> **EXERCISE BRIEF**
Rewrite all of the entries below with every instance of "x-tick-label" changed to "x-axis-label" and everything else left unchanged. Leave out the pictures.

————

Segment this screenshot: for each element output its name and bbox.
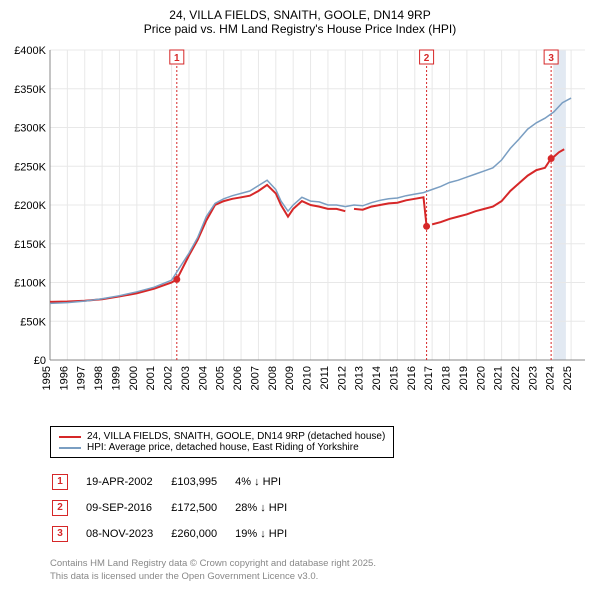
chart: £0 £50K £100K £150K £200K £250K £300K £350K £400…: [10, 40, 595, 420]
legend-label: HPI: Average price, detached house, East…: [87, 442, 359, 453]
legend-swatch: [59, 447, 81, 449]
y-tick-label: £150K: [14, 239, 46, 251]
x-tick-label: 1998: [93, 366, 105, 390]
x-tick-label: 2014: [371, 366, 383, 390]
x-tick-label: 2023: [527, 366, 539, 390]
event-row-date: 08-NOV-2023: [86, 522, 169, 546]
x-tick-label: 2009: [284, 366, 296, 390]
event-marker-number: 3: [548, 53, 554, 64]
y-tick-label: £200K: [14, 200, 46, 212]
data-point-dot: [423, 223, 430, 230]
legend-swatch: [59, 436, 81, 438]
event-row-badge: 2: [52, 500, 68, 516]
y-tick-label: £300K: [14, 123, 46, 135]
x-tick-label: 2013: [354, 366, 366, 390]
y-tick-label: £50K: [20, 316, 46, 328]
events-table: 1 19-APR-2002£103,9954% ↓ HPI 2 09-SEP-2016…: [50, 468, 305, 548]
series-price_paid: [50, 149, 564, 302]
y-tick-label: £400K: [14, 45, 46, 57]
legend: 24, VILLA FIELDS, SNAITH, GOOLE, DN14 9R…: [50, 426, 394, 458]
event-row-price: £103,995: [171, 470, 233, 494]
event-marker-number: 2: [424, 53, 430, 64]
legend-item: HPI: Average price, detached house, East…: [59, 442, 385, 453]
event-row: 3 08-NOV-2023£260,00019% ↓ HPI: [52, 522, 303, 546]
event-row-price: £260,000: [171, 522, 233, 546]
data-point-dot: [548, 155, 555, 162]
event-row-delta: 4% ↓ HPI: [235, 470, 303, 494]
y-tick-label: £250K: [14, 161, 46, 173]
event-row-num: 3: [52, 522, 84, 546]
y-tick-label: £100K: [14, 278, 46, 290]
x-tick-label: 2010: [302, 366, 314, 390]
x-tick-label: 2024: [545, 366, 557, 390]
event-row-badge: 1: [52, 474, 68, 490]
event-row-num: 1: [52, 470, 84, 494]
event-row-delta: 28% ↓ HPI: [235, 496, 303, 520]
x-tick-label: 2022: [510, 366, 522, 390]
event-row-badge: 3: [52, 526, 68, 542]
x-tick-label: 2001: [145, 366, 157, 390]
x-tick-label: 2015: [388, 366, 400, 390]
x-tick-label: 2006: [232, 366, 244, 390]
title-line1: 24, VILLA FIELDS, SNAITH, GOOLE, DN14 9R…: [0, 8, 600, 22]
x-tick-label: 2000: [128, 366, 140, 390]
x-tick-label: 2021: [493, 366, 505, 390]
x-tick-label: 2020: [475, 366, 487, 390]
event-row-date: 19-APR-2002: [86, 470, 169, 494]
x-tick-label: 2019: [458, 366, 470, 390]
x-tick-label: 1995: [41, 366, 53, 390]
title-line2: Price paid vs. HM Land Registry's House …: [0, 22, 600, 36]
y-tick-label: £350K: [14, 84, 46, 96]
x-tick-label: 1999: [110, 366, 122, 390]
event-row: 1 19-APR-2002£103,9954% ↓ HPI: [52, 470, 303, 494]
legend-label: 24, VILLA FIELDS, SNAITH, GOOLE, DN14 9R…: [87, 431, 385, 442]
x-tick-label: 2002: [163, 366, 175, 390]
event-marker-number: 1: [174, 53, 180, 64]
event-row-price: £172,500: [171, 496, 233, 520]
x-tick-label: 1996: [58, 366, 70, 390]
x-tick-label: 2012: [336, 366, 348, 390]
event-row-date: 09-SEP-2016: [86, 496, 169, 520]
event-row: 2 09-SEP-2016£172,50028% ↓ HPI: [52, 496, 303, 520]
x-tick-label: 2007: [249, 366, 261, 390]
chart-title: 24, VILLA FIELDS, SNAITH, GOOLE, DN14 9R…: [0, 0, 600, 40]
x-tick-label: 2003: [180, 366, 192, 390]
x-tick-label: 1997: [76, 366, 88, 390]
event-row-num: 2: [52, 496, 84, 520]
attrib-line2: This data is licensed under the Open Gov…: [50, 571, 600, 584]
x-tick-label: 2011: [319, 366, 331, 390]
x-tick-label: 2025: [562, 366, 574, 390]
x-tick-label: 2004: [197, 366, 209, 390]
attrib-line1: Contains HM Land Registry data © Crown c…: [50, 558, 600, 571]
event-row-delta: 19% ↓ HPI: [235, 522, 303, 546]
x-tick-label: 2008: [267, 366, 279, 390]
x-tick-label: 2005: [215, 366, 227, 390]
attribution: Contains HM Land Registry data © Crown c…: [50, 558, 600, 584]
x-tick-label: 2016: [406, 366, 418, 390]
y-tick-label: £0: [34, 355, 46, 367]
x-tick-label: 2018: [441, 366, 453, 390]
legend-item: 24, VILLA FIELDS, SNAITH, GOOLE, DN14 9R…: [59, 431, 385, 442]
x-tick-label: 2017: [423, 366, 435, 390]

————

> **EXPECTED OUTPUT**
Segment this screenshot: for each element output its name and bbox.
chart: £0 £50K £100K £150K £200K £250K £300K £350K £400…: [10, 40, 595, 420]
legend-label: HPI: Average price, detached house, East…: [87, 442, 359, 453]
legend-swatch: [59, 447, 81, 449]
y-tick-label: £150K: [14, 239, 46, 251]
x-axis-label: 1998: [93, 366, 105, 390]
x-axis-label: 2014: [371, 366, 383, 390]
x-axis-label: 2023: [527, 366, 539, 390]
event-row-date: 08-NOV-2023: [86, 522, 169, 546]
x-axis-label: 2009: [284, 366, 296, 390]
event-marker-number: 3: [548, 53, 554, 64]
y-tick-label: £200K: [14, 200, 46, 212]
data-point-dot: [423, 223, 430, 230]
legend-swatch: [59, 436, 81, 438]
event-row-badge: 2: [52, 500, 68, 516]
y-tick-label: £300K: [14, 123, 46, 135]
x-axis-label: 2013: [354, 366, 366, 390]
y-tick-label: £50K: [20, 316, 46, 328]
events-table: 1 19-APR-2002£103,9954% ↓ HPI 2 09-SEP-2016…: [50, 468, 305, 548]
series-price_paid: [50, 149, 564, 302]
y-tick-label: £400K: [14, 45, 46, 57]
legend: 24, VILLA FIELDS, SNAITH, GOOLE, DN14 9R…: [50, 426, 394, 458]
event-row-price: £103,995: [171, 470, 233, 494]
event-marker-number: 2: [424, 53, 430, 64]
legend-item: HPI: Average price, detached house, East…: [59, 442, 385, 453]
event-row: 3 08-NOV-2023£260,00019% ↓ HPI: [52, 522, 303, 546]
event-row-price: £260,000: [171, 522, 233, 546]
data-point-dot: [548, 155, 555, 162]
event-row-delta: 4% ↓ HPI: [235, 470, 303, 494]
y-tick-label: £250K: [14, 161, 46, 173]
event-row-num: 3: [52, 522, 84, 546]
y-tick-label: £100K: [14, 278, 46, 290]
x-axis-label: 2010: [302, 366, 314, 390]
x-axis-label: 2024: [545, 366, 557, 390]
event-row-badge: 1: [52, 474, 68, 490]
event-row-num: 1: [52, 470, 84, 494]
event-row-delta: 28% ↓ HPI: [235, 496, 303, 520]
x-axis-label: 2022: [510, 366, 522, 390]
event-row-badge: 3: [52, 526, 68, 542]
x-axis-label: 2001: [145, 366, 157, 390]
x-axis-label: 2015: [388, 366, 400, 390]
x-axis-label: 2006: [232, 366, 244, 390]
title-line1: 24, VILLA FIELDS, SNAITH, GOOLE, DN14 9R…: [0, 8, 600, 22]
x-axis-label: 2000: [128, 366, 140, 390]
x-axis-label: 2021: [493, 366, 505, 390]
x-axis-label: 2020: [475, 366, 487, 390]
event-row-date: 19-APR-2002: [86, 470, 169, 494]
x-axis-label: 2019: [458, 366, 470, 390]
x-axis-label: 1995: [41, 366, 53, 390]
title-line2: Price paid vs. HM Land Registry's House …: [0, 22, 600, 36]
y-tick-label: £350K: [14, 84, 46, 96]
x-axis-label: 1999: [110, 366, 122, 390]
event-row: 1 19-APR-2002£103,9954% ↓ HPI: [52, 470, 303, 494]
legend-label: 24, VILLA FIELDS, SNAITH, GOOLE, DN14 9R…: [87, 431, 385, 442]
x-axis-label: 2002: [163, 366, 175, 390]
event-marker-number: 1: [174, 53, 180, 64]
event-row-price: £172,500: [171, 496, 233, 520]
x-axis-label: 1996: [58, 366, 70, 390]
x-axis-label: 2012: [336, 366, 348, 390]
event-row-date: 09-SEP-2016: [86, 496, 169, 520]
event-row: 2 09-SEP-2016£172,50028% ↓ HPI: [52, 496, 303, 520]
x-axis-label: 2007: [249, 366, 261, 390]
chart-title: 24, VILLA FIELDS, SNAITH, GOOLE, DN14 9R…: [0, 0, 600, 40]
x-axis-label: 2003: [180, 366, 192, 390]
x-axis-label: 1997: [76, 366, 88, 390]
event-row-num: 2: [52, 496, 84, 520]
attrib-line2: This data is licensed under the Open Gov…: [50, 571, 600, 584]
x-axis-label: 2011: [319, 366, 331, 390]
x-axis-label: 2025: [562, 366, 574, 390]
x-axis-label: 2004: [197, 366, 209, 390]
attrib-line1: Contains HM Land Registry data © Crown c…: [50, 558, 600, 571]
event-row-delta: 19% ↓ HPI: [235, 522, 303, 546]
x-axis-label: 2008: [267, 366, 279, 390]
x-axis-label: 2005: [215, 366, 227, 390]
attribution: Contains HM Land Registry data © Crown c…: [50, 558, 600, 584]
x-axis-label: 2016: [406, 366, 418, 390]
y-tick-label: £0: [34, 355, 46, 367]
x-axis-label: 2018: [441, 366, 453, 390]
legend-item: 24, VILLA FIELDS, SNAITH, GOOLE, DN14 9R…: [59, 431, 385, 442]
x-axis-label: 2017: [423, 366, 435, 390]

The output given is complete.